● WHAT NEEDS TO BE DONE:
Rewrite each of the rows below, putting "info-line" wherever "detail-line" appears and leaving everything else unchanged.

+++

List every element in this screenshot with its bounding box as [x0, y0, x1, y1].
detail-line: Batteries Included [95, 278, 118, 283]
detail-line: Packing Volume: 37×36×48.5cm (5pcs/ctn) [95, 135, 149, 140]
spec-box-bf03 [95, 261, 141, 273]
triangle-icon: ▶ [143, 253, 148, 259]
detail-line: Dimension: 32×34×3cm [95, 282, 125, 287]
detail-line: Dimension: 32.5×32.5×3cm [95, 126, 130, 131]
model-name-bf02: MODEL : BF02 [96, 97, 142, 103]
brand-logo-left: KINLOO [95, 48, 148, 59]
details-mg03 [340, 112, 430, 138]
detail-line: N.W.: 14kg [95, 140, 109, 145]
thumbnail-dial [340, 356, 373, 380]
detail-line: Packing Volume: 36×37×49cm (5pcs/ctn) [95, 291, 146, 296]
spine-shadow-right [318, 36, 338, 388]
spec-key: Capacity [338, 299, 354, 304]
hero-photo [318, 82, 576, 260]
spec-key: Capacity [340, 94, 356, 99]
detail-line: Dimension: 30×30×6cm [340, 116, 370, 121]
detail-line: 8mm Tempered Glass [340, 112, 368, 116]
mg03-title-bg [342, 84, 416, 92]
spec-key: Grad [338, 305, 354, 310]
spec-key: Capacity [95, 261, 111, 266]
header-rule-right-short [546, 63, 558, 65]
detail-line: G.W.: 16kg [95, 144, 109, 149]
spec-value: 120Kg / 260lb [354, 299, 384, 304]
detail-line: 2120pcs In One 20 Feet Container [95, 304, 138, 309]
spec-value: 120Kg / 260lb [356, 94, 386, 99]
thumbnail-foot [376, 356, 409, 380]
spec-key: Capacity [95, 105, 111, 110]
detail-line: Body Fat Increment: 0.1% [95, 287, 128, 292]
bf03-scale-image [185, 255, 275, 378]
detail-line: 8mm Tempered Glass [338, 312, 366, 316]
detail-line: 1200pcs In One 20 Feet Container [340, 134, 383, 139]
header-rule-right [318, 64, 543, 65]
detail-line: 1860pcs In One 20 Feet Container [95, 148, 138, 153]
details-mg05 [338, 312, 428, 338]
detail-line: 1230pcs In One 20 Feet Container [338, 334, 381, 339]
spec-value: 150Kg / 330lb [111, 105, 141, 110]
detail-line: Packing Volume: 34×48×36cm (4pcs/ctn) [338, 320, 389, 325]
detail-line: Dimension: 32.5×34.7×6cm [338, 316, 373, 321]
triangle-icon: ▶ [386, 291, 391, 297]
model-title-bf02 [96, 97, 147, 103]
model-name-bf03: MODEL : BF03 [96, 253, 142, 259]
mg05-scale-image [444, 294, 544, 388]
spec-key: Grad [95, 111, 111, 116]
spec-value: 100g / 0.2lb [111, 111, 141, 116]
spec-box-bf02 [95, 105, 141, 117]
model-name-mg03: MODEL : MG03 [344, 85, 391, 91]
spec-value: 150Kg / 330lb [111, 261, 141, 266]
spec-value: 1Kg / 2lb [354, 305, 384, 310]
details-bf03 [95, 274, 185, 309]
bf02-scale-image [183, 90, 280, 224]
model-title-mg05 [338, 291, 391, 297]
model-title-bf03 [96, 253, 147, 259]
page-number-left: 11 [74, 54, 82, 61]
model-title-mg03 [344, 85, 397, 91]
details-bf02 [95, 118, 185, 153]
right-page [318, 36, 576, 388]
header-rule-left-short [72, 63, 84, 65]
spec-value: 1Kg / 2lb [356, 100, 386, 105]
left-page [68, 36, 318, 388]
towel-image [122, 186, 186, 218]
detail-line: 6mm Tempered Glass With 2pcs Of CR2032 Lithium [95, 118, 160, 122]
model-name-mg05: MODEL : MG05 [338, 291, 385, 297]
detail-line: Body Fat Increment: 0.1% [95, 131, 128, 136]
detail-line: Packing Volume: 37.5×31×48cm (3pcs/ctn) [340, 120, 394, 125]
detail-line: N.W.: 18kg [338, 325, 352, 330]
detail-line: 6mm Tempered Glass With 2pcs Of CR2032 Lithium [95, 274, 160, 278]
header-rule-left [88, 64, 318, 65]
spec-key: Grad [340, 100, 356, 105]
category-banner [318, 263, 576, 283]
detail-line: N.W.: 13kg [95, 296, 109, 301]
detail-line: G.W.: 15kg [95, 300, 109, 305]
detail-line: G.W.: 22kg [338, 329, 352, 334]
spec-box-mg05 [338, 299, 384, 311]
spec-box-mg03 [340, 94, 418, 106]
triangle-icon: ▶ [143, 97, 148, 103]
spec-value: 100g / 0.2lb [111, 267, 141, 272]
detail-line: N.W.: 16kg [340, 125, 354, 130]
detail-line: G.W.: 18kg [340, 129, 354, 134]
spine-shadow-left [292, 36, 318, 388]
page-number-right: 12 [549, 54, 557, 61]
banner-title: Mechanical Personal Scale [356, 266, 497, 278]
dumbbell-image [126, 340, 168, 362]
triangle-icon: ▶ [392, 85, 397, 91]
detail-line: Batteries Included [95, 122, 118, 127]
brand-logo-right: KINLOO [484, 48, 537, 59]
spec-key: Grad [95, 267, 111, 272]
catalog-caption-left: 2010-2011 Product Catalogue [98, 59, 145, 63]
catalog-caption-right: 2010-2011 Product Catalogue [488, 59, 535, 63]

+++

● WRITTEN SOLUTION:
List every element in this screenshot with its bounding box as [x0, y0, x1, y1].
info-line: Batteries Included [95, 278, 118, 283]
info-line: Packing Volume: 37×36×48.5cm (5pcs/ctn) [95, 135, 149, 140]
spec-box-bf03 [95, 261, 141, 273]
triangle-icon: ▶ [143, 253, 148, 259]
info-line: Dimension: 32×34×3cm [95, 282, 125, 287]
info-line: Dimension: 32.5×32.5×3cm [95, 126, 130, 131]
model-name-bf02: MODEL : BF02 [96, 97, 142, 103]
brand-logo-left: KINLOO [95, 48, 148, 59]
details-mg03 [340, 112, 430, 138]
info-line: N.W.: 14kg [95, 140, 109, 145]
thumbnail-dial [340, 356, 373, 380]
info-line: Packing Volume: 36×37×49cm (5pcs/ctn) [95, 291, 146, 296]
spine-shadow-right [318, 36, 338, 388]
spec-key: Capacity [338, 299, 354, 304]
hero-photo [318, 82, 576, 260]
spec-key: Capacity [340, 94, 356, 99]
info-line: Dimension: 30×30×6cm [340, 116, 370, 121]
info-line: 8mm Tempered Glass [340, 112, 368, 116]
mg03-title-bg [342, 84, 416, 92]
spec-key: Grad [338, 305, 354, 310]
spec-key: Capacity [95, 261, 111, 266]
header-rule-right-short [546, 63, 558, 65]
info-line: G.W.: 16kg [95, 144, 109, 149]
spec-value: 120Kg / 260lb [354, 299, 384, 304]
info-line: 2120pcs In One 20 Feet Container [95, 304, 138, 309]
spec-value: 120Kg / 260lb [356, 94, 386, 99]
thumbnail-foot [376, 356, 409, 380]
spec-key: Capacity [95, 105, 111, 110]
info-line: Body Fat Increment: 0.1% [95, 287, 128, 292]
bf03-scale-image [185, 255, 275, 378]
info-line: 8mm Tempered Glass [338, 312, 366, 316]
info-line: 1200pcs In One 20 Feet Container [340, 134, 383, 139]
header-rule-right [318, 64, 543, 65]
info-line: 1860pcs In One 20 Feet Container [95, 148, 138, 153]
details-mg05 [338, 312, 428, 338]
info-line: 1230pcs In One 20 Feet Container [338, 334, 381, 339]
spec-value: 150Kg / 330lb [111, 105, 141, 110]
info-line: Packing Volume: 34×48×36cm (4pcs/ctn) [338, 320, 389, 325]
info-line: Dimension: 32.5×34.7×6cm [338, 316, 373, 321]
triangle-icon: ▶ [386, 291, 391, 297]
model-title-bf02 [96, 97, 147, 103]
model-name-bf03: MODEL : BF03 [96, 253, 142, 259]
mg05-scale-image [444, 294, 544, 388]
spec-key: Grad [95, 111, 111, 116]
spec-value: 100g / 0.2lb [111, 111, 141, 116]
spec-box-bf02 [95, 105, 141, 117]
model-name-mg03: MODEL : MG03 [344, 85, 391, 91]
spec-value: 150Kg / 330lb [111, 261, 141, 266]
spec-value: 1Kg / 2lb [354, 305, 384, 310]
details-bf03 [95, 274, 185, 309]
bf02-scale-image [183, 90, 280, 224]
model-title-mg05 [338, 291, 391, 297]
model-title-bf03 [96, 253, 147, 259]
page-number-left: 11 [74, 54, 82, 61]
model-title-mg03 [344, 85, 397, 91]
details-bf02 [95, 118, 185, 153]
right-page [318, 36, 576, 388]
header-rule-left-short [72, 63, 84, 65]
spec-value: 1Kg / 2lb [356, 100, 386, 105]
left-page [68, 36, 318, 388]
towel-image [122, 186, 186, 218]
info-line: 6mm Tempered Glass With 2pcs Of CR2032 Lithium [95, 118, 160, 122]
model-name-mg05: MODEL : MG05 [338, 291, 385, 297]
info-line: Body Fat Increment: 0.1% [95, 131, 128, 136]
info-line: Packing Volume: 37.5×31×48cm (3pcs/ctn) [340, 120, 394, 125]
info-line: N.W.: 18kg [338, 325, 352, 330]
info-line: 6mm Tempered Glass With 2pcs Of CR2032 Lithium [95, 274, 160, 278]
header-rule-left [88, 64, 318, 65]
spec-key: Grad [340, 100, 356, 105]
category-banner [318, 263, 576, 283]
info-line: N.W.: 13kg [95, 296, 109, 301]
info-line: G.W.: 15kg [95, 300, 109, 305]
info-line: G.W.: 22kg [338, 329, 352, 334]
spec-box-mg05 [338, 299, 384, 311]
spec-box-mg03 [340, 94, 418, 106]
triangle-icon: ▶ [143, 97, 148, 103]
spec-value: 100g / 0.2lb [111, 267, 141, 272]
info-line: N.W.: 16kg [340, 125, 354, 130]
info-line: G.W.: 18kg [340, 129, 354, 134]
spine-shadow-left [292, 36, 318, 388]
page-number-right: 12 [549, 54, 557, 61]
banner-title: Mechanical Personal Scale [356, 266, 497, 278]
dumbbell-image [126, 340, 168, 362]
triangle-icon: ▶ [392, 85, 397, 91]
info-line: Batteries Included [95, 122, 118, 127]
brand-logo-right: KINLOO [484, 48, 537, 59]
spec-key: Grad [95, 267, 111, 272]
catalog-caption-left: 2010-2011 Product Catalogue [98, 59, 145, 63]
catalog-caption-right: 2010-2011 Product Catalogue [488, 59, 535, 63]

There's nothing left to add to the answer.